- [Do this] Transcribe all of the records precisely as they are presented.

- [Supplied entries]
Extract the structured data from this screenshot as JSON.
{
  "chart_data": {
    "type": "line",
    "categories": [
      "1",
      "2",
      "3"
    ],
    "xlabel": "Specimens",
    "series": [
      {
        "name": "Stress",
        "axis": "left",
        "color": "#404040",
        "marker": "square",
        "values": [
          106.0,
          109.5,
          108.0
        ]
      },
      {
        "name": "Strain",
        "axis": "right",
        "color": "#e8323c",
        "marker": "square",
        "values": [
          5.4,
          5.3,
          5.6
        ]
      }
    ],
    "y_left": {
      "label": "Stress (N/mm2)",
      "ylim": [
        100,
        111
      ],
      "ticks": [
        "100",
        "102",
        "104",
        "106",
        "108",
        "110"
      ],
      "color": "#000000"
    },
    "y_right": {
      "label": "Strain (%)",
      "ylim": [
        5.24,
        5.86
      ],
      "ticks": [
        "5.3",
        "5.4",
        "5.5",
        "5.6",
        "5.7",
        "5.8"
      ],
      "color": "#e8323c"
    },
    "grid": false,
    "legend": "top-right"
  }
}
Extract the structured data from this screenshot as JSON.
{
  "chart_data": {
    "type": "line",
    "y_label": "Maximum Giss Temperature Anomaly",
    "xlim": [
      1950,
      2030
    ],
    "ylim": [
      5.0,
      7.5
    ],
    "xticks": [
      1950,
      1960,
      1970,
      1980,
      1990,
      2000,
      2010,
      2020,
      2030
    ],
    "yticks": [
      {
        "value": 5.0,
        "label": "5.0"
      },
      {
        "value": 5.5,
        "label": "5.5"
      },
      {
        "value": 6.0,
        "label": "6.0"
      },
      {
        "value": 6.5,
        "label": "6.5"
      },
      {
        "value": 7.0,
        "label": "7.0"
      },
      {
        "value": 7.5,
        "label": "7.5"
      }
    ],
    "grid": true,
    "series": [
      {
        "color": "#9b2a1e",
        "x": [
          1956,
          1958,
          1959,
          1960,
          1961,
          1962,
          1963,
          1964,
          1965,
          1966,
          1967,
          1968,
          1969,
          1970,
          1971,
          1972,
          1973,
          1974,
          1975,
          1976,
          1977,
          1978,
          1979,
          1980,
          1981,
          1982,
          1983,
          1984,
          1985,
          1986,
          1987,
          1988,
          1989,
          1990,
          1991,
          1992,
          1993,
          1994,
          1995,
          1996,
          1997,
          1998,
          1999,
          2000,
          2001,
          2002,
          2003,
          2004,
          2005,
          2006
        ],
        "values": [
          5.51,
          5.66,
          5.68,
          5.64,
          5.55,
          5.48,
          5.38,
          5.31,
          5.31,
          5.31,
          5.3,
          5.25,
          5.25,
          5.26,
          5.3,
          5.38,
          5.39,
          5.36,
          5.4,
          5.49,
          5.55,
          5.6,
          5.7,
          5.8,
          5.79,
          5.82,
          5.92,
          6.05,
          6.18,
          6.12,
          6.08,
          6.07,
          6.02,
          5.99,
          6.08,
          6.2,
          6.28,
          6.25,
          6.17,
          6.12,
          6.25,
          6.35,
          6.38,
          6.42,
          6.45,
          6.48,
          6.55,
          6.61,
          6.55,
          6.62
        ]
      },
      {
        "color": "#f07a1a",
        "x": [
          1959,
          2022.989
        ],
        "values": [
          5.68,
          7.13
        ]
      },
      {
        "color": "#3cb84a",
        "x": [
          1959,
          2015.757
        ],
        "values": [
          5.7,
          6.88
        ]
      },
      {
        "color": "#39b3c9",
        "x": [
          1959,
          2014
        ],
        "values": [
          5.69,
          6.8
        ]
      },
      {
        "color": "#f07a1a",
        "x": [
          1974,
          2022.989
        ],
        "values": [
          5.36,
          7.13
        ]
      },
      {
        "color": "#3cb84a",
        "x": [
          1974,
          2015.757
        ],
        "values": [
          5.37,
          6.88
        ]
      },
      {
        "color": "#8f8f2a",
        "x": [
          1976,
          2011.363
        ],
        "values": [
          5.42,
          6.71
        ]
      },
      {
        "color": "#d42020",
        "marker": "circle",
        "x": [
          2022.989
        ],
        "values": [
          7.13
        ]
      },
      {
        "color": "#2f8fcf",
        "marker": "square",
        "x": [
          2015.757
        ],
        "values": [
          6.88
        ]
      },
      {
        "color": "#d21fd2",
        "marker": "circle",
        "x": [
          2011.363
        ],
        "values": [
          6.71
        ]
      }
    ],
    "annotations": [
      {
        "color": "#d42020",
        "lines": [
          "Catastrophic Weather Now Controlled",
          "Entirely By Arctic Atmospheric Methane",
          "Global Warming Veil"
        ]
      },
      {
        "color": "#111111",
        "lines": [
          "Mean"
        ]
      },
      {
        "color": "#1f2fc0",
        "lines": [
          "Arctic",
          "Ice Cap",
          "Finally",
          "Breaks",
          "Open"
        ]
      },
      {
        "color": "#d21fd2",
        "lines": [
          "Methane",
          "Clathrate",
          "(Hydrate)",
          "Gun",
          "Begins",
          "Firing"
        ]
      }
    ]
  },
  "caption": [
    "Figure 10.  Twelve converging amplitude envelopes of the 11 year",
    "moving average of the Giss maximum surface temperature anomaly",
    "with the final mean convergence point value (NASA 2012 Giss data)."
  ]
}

- [Response to the exercise]
Extract the structured data from this screenshot as JSON.
{
  "chart_data": {
    "type": "line",
    "categories": [
      "1",
      "2",
      "3"
    ],
    "xlabel": "Specimens",
    "series": [
      {
        "name": "Stress",
        "axis": "left",
        "color": "#404040",
        "marker": "square",
        "values": [
          106.0,
          109.5,
          108.0
        ]
      },
      {
        "name": "Strain",
        "axis": "right",
        "color": "#e8323c",
        "marker": "square",
        "values": [
          5.4,
          5.3,
          5.6
        ]
      }
    ],
    "y_left": {
      "label": "Stress (N/mm2)",
      "ylim": [
        100,
        111
      ],
      "ticks": [
        "100",
        "102",
        "104",
        "106",
        "108",
        "110"
      ],
      "color": "#000000"
    },
    "y_right": {
      "label": "Strain (%)",
      "ylim": [
        5.24,
        5.86
      ],
      "ticks": [
        "5.3",
        "5.4",
        "5.5",
        "5.6",
        "5.7",
        "5.8"
      ],
      "color": "#e8323c"
    },
    "grid": false,
    "legend": "top-right"
  }
}
Extract the structured data from this screenshot as JSON.
{
  "chart_data": {
    "type": "line",
    "y_label": "Maximum Giss Temperature Anomaly",
    "xlim": [
      1950,
      2030
    ],
    "ylim": [
      5.0,
      7.5
    ],
    "xticks": [
      1950,
      1960,
      1970,
      1980,
      1990,
      2000,
      2010,
      2020,
      2030
    ],
    "yticks": [
      {
        "value": 5.0,
        "label": "5.0"
      },
      {
        "value": 5.5,
        "label": "5.5"
      },
      {
        "value": 6.0,
        "label": "6.0"
      },
      {
        "value": 6.5,
        "label": "6.5"
      },
      {
        "value": 7.0,
        "label": "7.0"
      },
      {
        "value": 7.5,
        "label": "7.5"
      }
    ],
    "grid": true,
    "series": [
      {
        "color": "#9b2a1e",
        "x": [
          1956,
          1958,
          1959,
          1960,
          1961,
          1962,
          1963,
          1964,
          1965,
          1966,
          1967,
          1968,
          1969,
          1970,
          1971,
          1972,
          1973,
          1974,
          1975,
          1976,
          1977,
          1978,
          1979,
          1980,
          1981,
          1982,
          1983,
          1984,
          1985,
          1986,
          1987,
          1988,
          1989,
          1990,
          1991,
          1992,
          1993,
          1994,
          1995,
          1996,
          1997,
          1998,
          1999,
          2000,
          2001,
          2002,
          2003,
          2004,
          2005,
          2006
        ],
        "values": [
          5.51,
          5.66,
          5.68,
          5.64,
          5.55,
          5.48,
          5.38,
          5.31,
          5.31,
          5.31,
          5.3,
          5.25,
          5.25,
          5.26,
          5.3,
          5.38,
          5.39,
          5.36,
          5.4,
          5.49,
          5.55,
          5.6,
          5.7,
          5.8,
          5.79,
          5.82,
          5.92,
          6.05,
          6.18,
          6.12,
          6.08,
          6.07,
          6.02,
          5.99,
          6.08,
          6.2,
          6.28,
          6.25,
          6.17,
          6.12,
          6.25,
          6.35,
          6.38,
          6.42,
          6.45,
          6.48,
          6.55,
          6.61,
          6.55,
          6.62
        ]
      },
      {
        "color": "#f07a1a",
        "x": [
          1959,
          2022.989
        ],
        "values": [
          5.68,
          7.13
        ]
      },
      {
        "color": "#3cb84a",
        "x": [
          1959,
          2015.757
        ],
        "values": [
          5.7,
          6.88
        ]
      },
      {
        "color": "#39b3c9",
        "x": [
          1959,
          2014
        ],
        "values": [
          5.69,
          6.8
        ]
      },
      {
        "color": "#f07a1a",
        "x": [
          1974,
          2022.989
        ],
        "values": [
          5.36,
          7.13
        ]
      },
      {
        "color": "#3cb84a",
        "x": [
          1974,
          2015.757
        ],
        "values": [
          5.37,
          6.88
        ]
      },
      {
        "color": "#8f8f2a",
        "x": [
          1976,
          2011.363
        ],
        "values": [
          5.42,
          6.71
        ]
      },
      {
        "color": "#d42020",
        "marker": "circle",
        "x": [
          2022.989
        ],
        "values": [
          7.13
        ]
      },
      {
        "color": "#2f8fcf",
        "marker": "square",
        "x": [
          2015.757
        ],
        "values": [
          6.88
        ]
      },
      {
        "color": "#d21fd2",
        "marker": "circle",
        "x": [
          2011.363
        ],
        "values": [
          6.71
        ]
      }
    ],
    "annotations": [
      {
        "color": "#d42020",
        "lines": [
          "Catastrophic Weather Now Controlled",
          "Entirely By Arctic Atmospheric Methane",
          "Global Warming Veil"
        ]
      },
      {
        "color": "#111111",
        "lines": [
          "Mean"
        ]
      },
      {
        "color": "#1f2fc0",
        "lines": [
          "Arctic",
          "Ice Cap",
          "Finally",
          "Breaks",
          "Open"
        ]
      },
      {
        "color": "#d21fd2",
        "lines": [
          "Methane",
          "Clathrate",
          "(Hydrate)",
          "Gun",
          "Begins",
          "Firing"
        ]
      }
    ]
  },
  "caption": [
    "Figure 10.  Twelve converging amplitude envelopes of the 11 year",
    "moving average of the Giss maximum surface temperature anomaly",
    "with the final mean convergence point value (NASA 2012 Giss data)."
  ]
}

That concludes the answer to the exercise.